> Directions for this task
Leave out the pictures and return every entry exactly as it appears.
Start of Material for this task
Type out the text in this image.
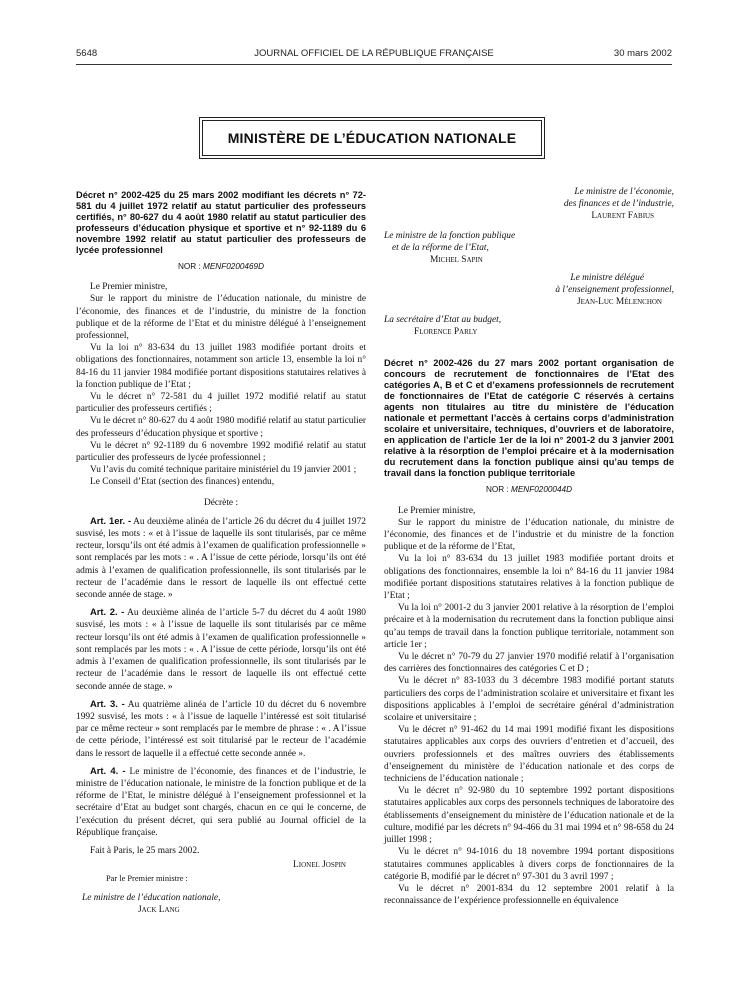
5648	JOURNAL OFFICIEL DE LA RÉPUBLIQUE FRANÇAISE	30 mars 2002
MINISTÈRE DE L’ÉDUCATION NATIONALE

Décret n° 2002-425 du 25 mars 2002 modifiant les décrets n° 72-581 du 4 juillet 1972 relatif au statut particulier des professeurs certifiés, n° 80-627 du 4 août 1980 relatif au statut particulier des professeurs d’éducation physique et sportive et n° 92-1189 du 6 novembre 1992 relatif au statut particulier des professeurs de lycée professionnel

NOR : MENF0200469D

Le Premier ministre,

Sur le rapport du ministre de l’éducation nationale, du ministre de l’économie, des finances et de l’industrie, du ministre de la fonction publique et de la réforme de l’Etat et du ministre délégué à l’enseignement professionnel,

Vu la loi n° 83-634 du 13 juillet 1983 modifiée portant droits et obligations des fonctionnaires, notamment son article 13, ensemble la loi n° 84-16 du 11 janvier 1984 modifiée portant dispositions statutaires relatives à la fonction publique de l’Etat ;

Vu le décret n° 72-581 du 4 juillet 1972 modifié relatif au statut particulier des professeurs certifiés ;

Vu le décret n° 80-627 du 4 août 1980 modifié relatif au statut particulier des professeurs d’éducation physique et sportive ;

Vu le décret n° 92-1189 du 6 novembre 1992 modifié relatif au statut particulier des professeurs de lycée professionnel ;

Vu l’avis du comité technique paritaire ministériel du 19 janvier 2001 ;

Le Conseil d’Etat (section des finances) entendu,

Décrète :

Art. 1er. - Au deuxième alinéa de l’article 26 du décret du 4 juillet 1972 susvisé, les mots : « et à l’issue de laquelle ils sont titularisés, par ce même recteur, lorsqu’ils ont été admis à l’examen de qualification professionnelle » sont remplacés par les mots : « . A l’issue de cette période, lorsqu’ils ont été admis à l’examen de qualification professionnelle, ils sont titularisés par le recteur de l’académie dans le ressort de laquelle ils ont effectué cette seconde année de stage. »

Art. 2. - Au deuxième alinéa de l’article 5-7 du décret du 4 août 1980 susvisé, les mots : « à l’issue de laquelle ils sont titularisés par ce même recteur lorsqu’ils ont été admis à l’examen de qualification professionnelle » sont remplacés par les mots : « . A l’issue de cette période, lorsqu’ils ont été admis à l’examen de qualification professionnelle, ils sont titularisés par le recteur de l’académie dans le ressort de laquelle ils ont effectué cette seconde année de stage. »

Art. 3. - Au quatrième alinéa de l’article 10 du décret du 6 novembre 1992 susvisé, les mots : « à l’issue de laquelle l’intéressé est soit titularisé par ce même recteur » sont remplacés par le membre de phrase : « . A l’issue de cette période, l’intéressé est soit titularisé par le recteur de l’académie dans le ressort de laquelle il a effectué cette seconde année ».

Art. 4. - Le ministre de l’économie, des finances et de l’industrie, le ministre de l’éducation nationale, le ministre de la fonction publique et de la réforme de l’Etat, le ministre délégué à l’enseignement professionnel et la secrétaire d’Etat au budget sont chargés, chacun en ce qui le concerne, de l’exécution du présent décret, qui sera publié au Journal officiel de la République française.

Fait à Paris, le 25 mars 2002.

Lionel Jospin

Par le Premier ministre :

Le ministre de l’éducation nationale,

Jack Lang

Le ministre de l’économie,

des finances et de l’industrie,

Laurent Fabius

Le ministre de la fonction publique

et de la réforme de l’Etat,

Michel Sapin

Le ministre délégué

à l’enseignement professionnel,

Jean-Luc Mélenchon

La secrétaire d’Etat au budget,

Florence Parly

Décret n° 2002-426 du 27 mars 2002 portant organisation de concours de recrutement de fonctionnaires de l’Etat des catégories A, B et C et d’examens professionnels de recrutement de fonctionnaires de l’Etat de catégorie C réservés à certains agents non titulaires au titre du ministère de l’éducation nationale et permettant l’accès à certains corps d’administration scolaire et universitaire, techniques, d’ouvriers et de laboratoire, en application de l’article 1er de la loi n° 2001-2 du 3 janvier 2001 relative à la résorption de l’emploi précaire et à la modernisation du recrutement dans la fonction publique ainsi qu’au temps de travail dans la fonction publique territoriale

NOR : MENF0200044D

Le Premier ministre,

Sur le rapport du ministre de l’éducation nationale, du ministre de l’économie, des finances et de l’industrie et du ministre de la fonction publique et de la réforme de l’Etat,

Vu la loi n° 83-634 du 13 juillet 1983 modifiée portant droits et obligations des fonctionnaires, ensemble la loi n° 84-16 du 11 janvier 1984 modifiée portant dispositions statutaires relatives à la fonction publique de l’Etat ;

Vu la loi n° 2001-2 du 3 janvier 2001 relative à la résorption de l’emploi précaire et à la modernisation du recrutement dans la fonction publique ainsi qu’au temps de travail dans la fonction publique territoriale, notamment son article 1er ;

Vu le décret n° 70-79 du 27 janvier 1970 modifié relatif à l’organisation des carrières des fonctionnaires des catégories C et D ;

Vu le décret n° 83-1033 du 3 décembre 1983 modifié portant statuts particuliers des corps de l’administration scolaire et universitaire et fixant les dispositions applicables à l’emploi de secrétaire général d’administration scolaire et universitaire ;

Vu le décret n° 91-462 du 14 mai 1991 modifié fixant les dispositions statutaires applicables aux corps des ouvriers d’entretien et d’accueil, des ouvriers professionnels et des maîtres ouvriers des établissements d’enseignement du ministère de l’éducation nationale et des corps de techniciens de l’éducation nationale ;

Vu le décret n° 92-980 du 10 septembre 1992 portant dispositions statutaires applicables aux corps des personnels techniques de laboratoire des établissements d’enseignement du ministère de l’éducation nationale et de la culture, modifié par les décrets n° 94-466 du 31 mai 1994 et n° 98-658 du 24 juillet 1998 ;

Vu le décret n° 94-1016 du 18 novembre 1994 portant dispositions statutaires communes applicables à divers corps de fonctionnaires de la catégorie B, modifié par le décret n° 97-301 du 3 avril 1997 ;

Vu le décret n° 2001-834 du 12 septembre 2001 relatif à la reconnaissance de l’expérience professionnelle en équivalence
End of Material for this task
> Response
Type out the text in this image.
5648	JOURNAL OFFICIEL DE LA RÉPUBLIQUE FRANÇAISE	30 mars 2002
MINISTÈRE DE L’ÉDUCATION NATIONALE

Décret n° 2002-425 du 25 mars 2002 modifiant les décrets n° 72-581 du 4 juillet 1972 relatif au statut particulier des professeurs certifiés, n° 80-627 du 4 août 1980 relatif au statut particulier des professeurs d’éducation physique et sportive et n° 92-1189 du 6 novembre 1992 relatif au statut particulier des professeurs de lycée professionnel

NOR : MENF0200469D

Le Premier ministre,

Sur le rapport du ministre de l’éducation nationale, du ministre de l’économie, des finances et de l’industrie, du ministre de la fonction publique et de la réforme de l’Etat et du ministre délégué à l’enseignement professionnel,

Vu la loi n° 83-634 du 13 juillet 1983 modifiée portant droits et obligations des fonctionnaires, notamment son article 13, ensemble la loi n° 84-16 du 11 janvier 1984 modifiée portant dispositions statutaires relatives à la fonction publique de l’Etat ;

Vu le décret n° 72-581 du 4 juillet 1972 modifié relatif au statut particulier des professeurs certifiés ;

Vu le décret n° 80-627 du 4 août 1980 modifié relatif au statut particulier des professeurs d’éducation physique et sportive ;

Vu le décret n° 92-1189 du 6 novembre 1992 modifié relatif au statut particulier des professeurs de lycée professionnel ;

Vu l’avis du comité technique paritaire ministériel du 19 janvier 2001 ;

Le Conseil d’Etat (section des finances) entendu,

Décrète :

Art. 1er. - Au deuxième alinéa de l’article 26 du décret du 4 juillet 1972 susvisé, les mots : « et à l’issue de laquelle ils sont titularisés, par ce même recteur, lorsqu’ils ont été admis à l’examen de qualification professionnelle » sont remplacés par les mots : « . A l’issue de cette période, lorsqu’ils ont été admis à l’examen de qualification professionnelle, ils sont titularisés par le recteur de l’académie dans le ressort de laquelle ils ont effectué cette seconde année de stage. »

Art. 2. - Au deuxième alinéa de l’article 5-7 du décret du 4 août 1980 susvisé, les mots : « à l’issue de laquelle ils sont titularisés par ce même recteur lorsqu’ils ont été admis à l’examen de qualification professionnelle » sont remplacés par les mots : « . A l’issue de cette période, lorsqu’ils ont été admis à l’examen de qualification professionnelle, ils sont titularisés par le recteur de l’académie dans le ressort de laquelle ils ont effectué cette seconde année de stage. »

Art. 3. - Au quatrième alinéa de l’article 10 du décret du 6 novembre 1992 susvisé, les mots : « à l’issue de laquelle l’intéressé est soit titularisé par ce même recteur » sont remplacés par le membre de phrase : « . A l’issue de cette période, l’intéressé est soit titularisé par le recteur de l’académie dans le ressort de laquelle il a effectué cette seconde année ».

Art. 4. - Le ministre de l’économie, des finances et de l’industrie, le ministre de l’éducation nationale, le ministre de la fonction publique et de la réforme de l’Etat, le ministre délégué à l’enseignement professionnel et la secrétaire d’Etat au budget sont chargés, chacun en ce qui le concerne, de l’exécution du présent décret, qui sera publié au Journal officiel de la République française.

Fait à Paris, le 25 mars 2002.

Lionel Jospin

Par le Premier ministre :

Le ministre de l’éducation nationale,

Jack Lang

Le ministre de l’économie,

des finances et de l’industrie,

Laurent Fabius

Le ministre de la fonction publique

et de la réforme de l’Etat,

Michel Sapin

Le ministre délégué

à l’enseignement professionnel,

Jean-Luc Mélenchon

La secrétaire d’Etat au budget,

Florence Parly

Décret n° 2002-426 du 27 mars 2002 portant organisation de concours de recrutement de fonctionnaires de l’Etat des catégories A, B et C et d’examens professionnels de recrutement de fonctionnaires de l’Etat de catégorie C réservés à certains agents non titulaires au titre du ministère de l’éducation nationale et permettant l’accès à certains corps d’administration scolaire et universitaire, techniques, d’ouvriers et de laboratoire, en application de l’article 1er de la loi n° 2001-2 du 3 janvier 2001 relative à la résorption de l’emploi précaire et à la modernisation du recrutement dans la fonction publique ainsi qu’au temps de travail dans la fonction publique territoriale

NOR : MENF0200044D

Le Premier ministre,

Sur le rapport du ministre de l’éducation nationale, du ministre de l’économie, des finances et de l’industrie et du ministre de la fonction publique et de la réforme de l’Etat,

Vu la loi n° 83-634 du 13 juillet 1983 modifiée portant droits et obligations des fonctionnaires, ensemble la loi n° 84-16 du 11 janvier 1984 modifiée portant dispositions statutaires relatives à la fonction publique de l’Etat ;

Vu la loi n° 2001-2 du 3 janvier 2001 relative à la résorption de l’emploi précaire et à la modernisation du recrutement dans la fonction publique ainsi qu’au temps de travail dans la fonction publique territoriale, notamment son article 1er ;

Vu le décret n° 70-79 du 27 janvier 1970 modifié relatif à l’organisation des carrières des fonctionnaires des catégories C et D ;

Vu le décret n° 83-1033 du 3 décembre 1983 modifié portant statuts particuliers des corps de l’administration scolaire et universitaire et fixant les dispositions applicables à l’emploi de secrétaire général d’administration scolaire et universitaire ;

Vu le décret n° 91-462 du 14 mai 1991 modifié fixant les dispositions statutaires applicables aux corps des ouvriers d’entretien et d’accueil, des ouvriers professionnels et des maîtres ouvriers des établissements d’enseignement du ministère de l’éducation nationale et des corps de techniciens de l’éducation nationale ;

Vu le décret n° 92-980 du 10 septembre 1992 portant dispositions statutaires applicables aux corps des personnels techniques de laboratoire des établissements d’enseignement du ministère de l’éducation nationale et de la culture, modifié par les décrets n° 94-466 du 31 mai 1994 et n° 98-658 du 24 juillet 1998 ;

Vu le décret n° 94-1016 du 18 novembre 1994 portant dispositions statutaires communes applicables à divers corps de fonctionnaires de la catégorie B, modifié par le décret n° 97-301 du 3 avril 1997 ;

Vu le décret n° 2001-834 du 12 septembre 2001 relatif à la reconnaissance de l’expérience professionnelle en équivalence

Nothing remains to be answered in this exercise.